● **What the exercise asks**
How many lines of the records below contain the word "text"? Answer with the number alone.

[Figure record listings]
###

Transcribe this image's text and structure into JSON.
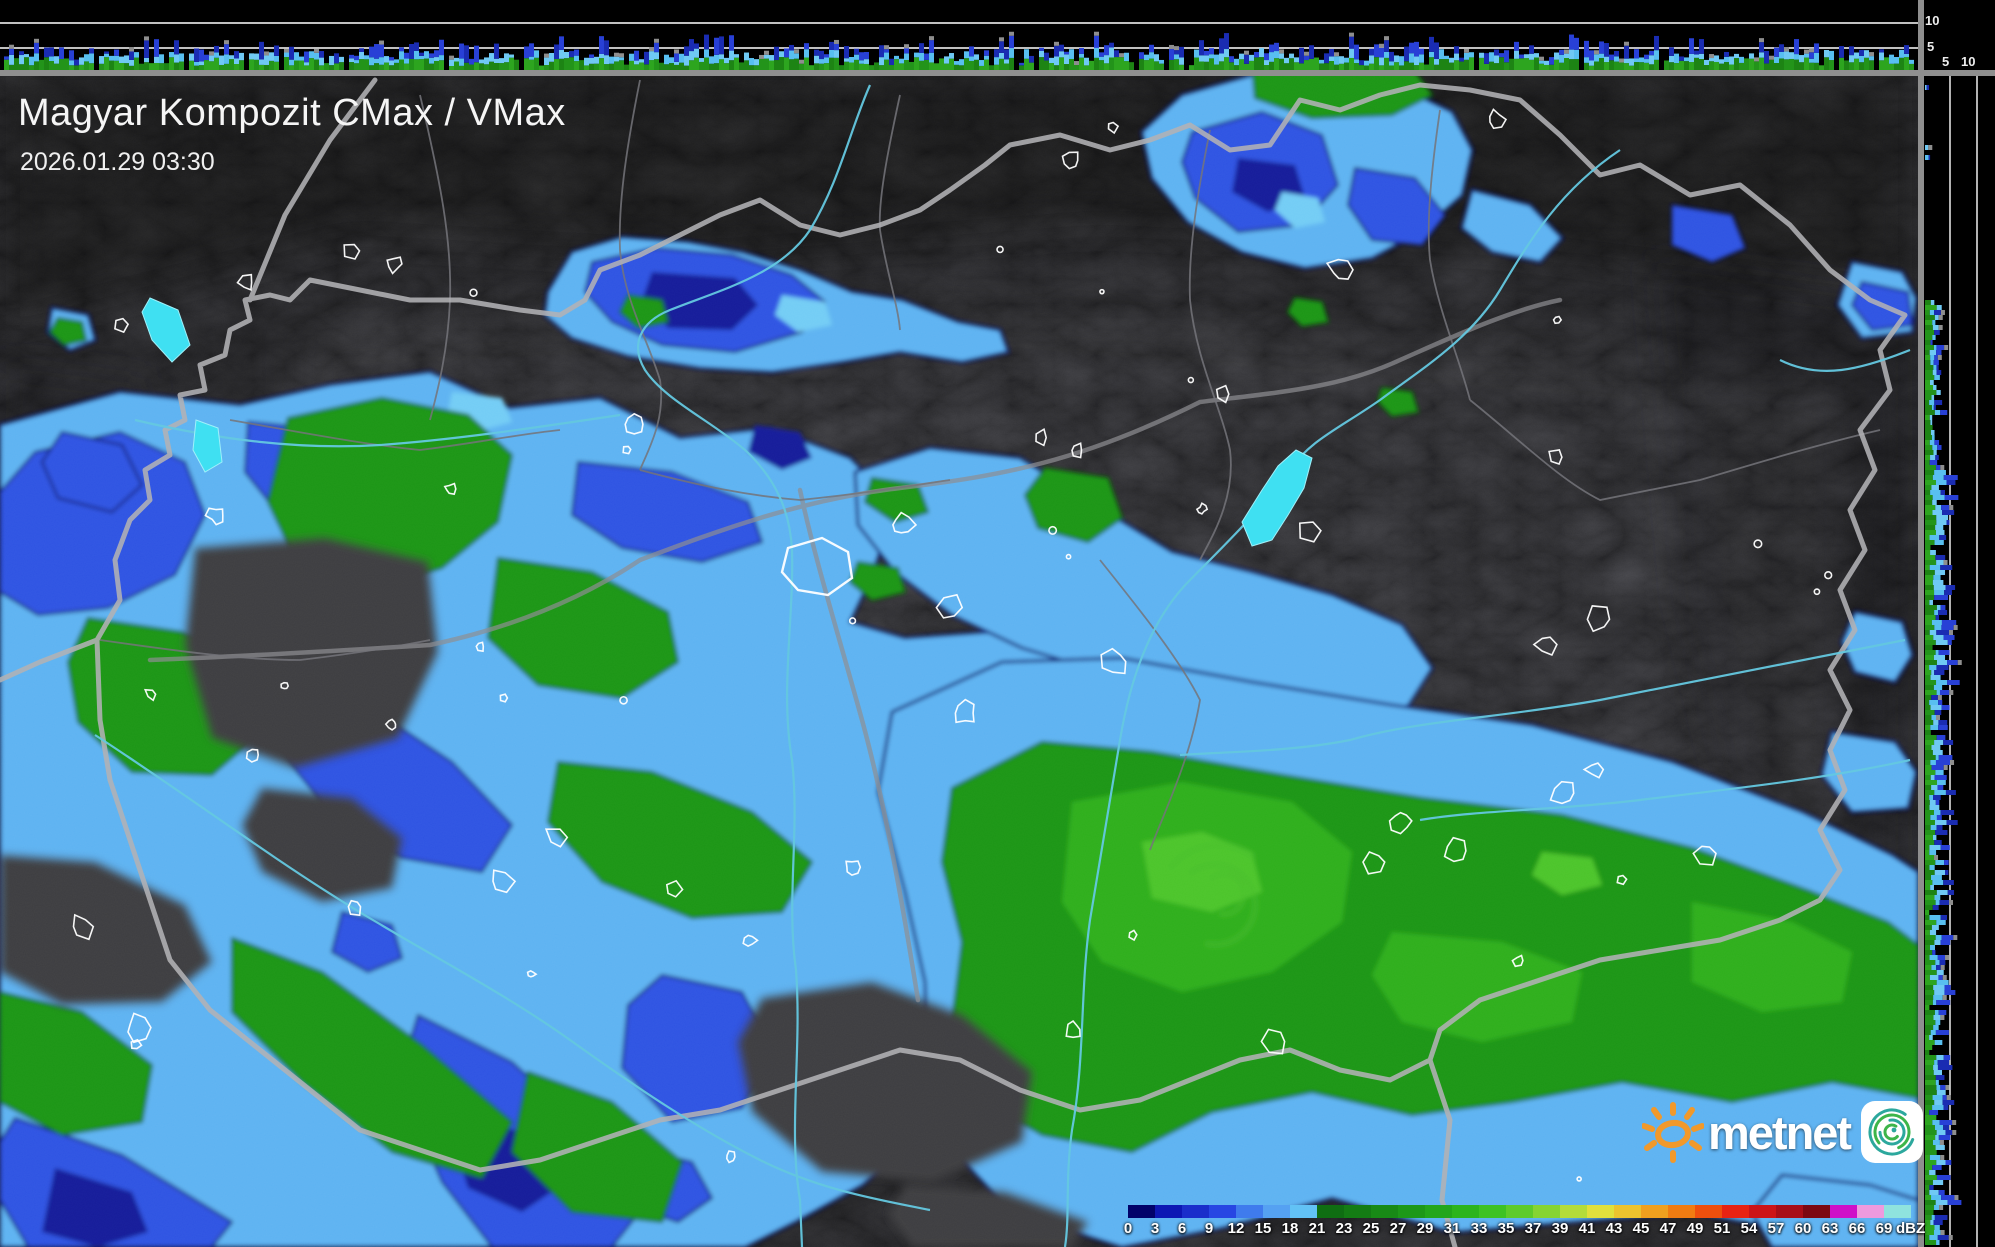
{
  "header": {
    "title": "Magyar Kompozit CMax / VMax",
    "datetime": "2026.01.29 03:30"
  },
  "scale": {
    "unit": "dBZ",
    "ticks": [
      {
        "v": "0",
        "c": "#02026a"
      },
      {
        "v": "3",
        "c": "#0d17b4"
      },
      {
        "v": "6",
        "c": "#1a2ecb"
      },
      {
        "v": "9",
        "c": "#2746e3"
      },
      {
        "v": "12",
        "c": "#3f7bed"
      },
      {
        "v": "15",
        "c": "#55a1f2"
      },
      {
        "v": "18",
        "c": "#62c2f5"
      },
      {
        "v": "21",
        "c": "#0f6e12"
      },
      {
        "v": "23",
        "c": "#147c14"
      },
      {
        "v": "25",
        "c": "#188a16"
      },
      {
        "v": "27",
        "c": "#1d9818"
      },
      {
        "v": "29",
        "c": "#23a61b"
      },
      {
        "v": "31",
        "c": "#2cb41d"
      },
      {
        "v": "33",
        "c": "#3ec224"
      },
      {
        "v": "35",
        "c": "#5ecb2b"
      },
      {
        "v": "37",
        "c": "#86d433"
      },
      {
        "v": "39",
        "c": "#b4dc3a"
      },
      {
        "v": "41",
        "c": "#e0e03c"
      },
      {
        "v": "43",
        "c": "#ecc32e"
      },
      {
        "v": "45",
        "c": "#f0a01f"
      },
      {
        "v": "47",
        "c": "#f07c12"
      },
      {
        "v": "49",
        "c": "#ee4f0e"
      },
      {
        "v": "51",
        "c": "#e82313"
      },
      {
        "v": "54",
        "c": "#cc1418"
      },
      {
        "v": "57",
        "c": "#a80e18"
      },
      {
        "v": "60",
        "c": "#7c0812"
      },
      {
        "v": "63",
        "c": "#cf10c8"
      },
      {
        "v": "66",
        "c": "#ef9ade"
      },
      {
        "v": "69",
        "c": "#8fe3de"
      }
    ]
  },
  "profile": {
    "top_axis_labels": {
      "km10": "10",
      "km5": "5"
    },
    "right_axis_labels": {
      "km5": "5",
      "km10": "10"
    },
    "colors": {
      "green1": "#23941a",
      "green2": "#1d8414",
      "green3": "#2da51f",
      "cyan1": "#58bff0",
      "cyan2": "#6fc9f4",
      "blue1": "#2840d6",
      "blue2": "#1a2cb2",
      "gray": "#8e8e8e"
    }
  },
  "logo": {
    "text": "metnet"
  },
  "map_colors": {
    "terrain": "#3a3a3e",
    "precip_light_blue": "#5db2f2",
    "precip_blue": "#2e52e2",
    "precip_dark_blue": "#141d99",
    "precip_green": "#1d9518",
    "lake_cyan": "#3fe0f2",
    "border_gray": "#b2b2b5",
    "river_cyan": "#64c8e0"
  }
}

###

● **Written solution**
2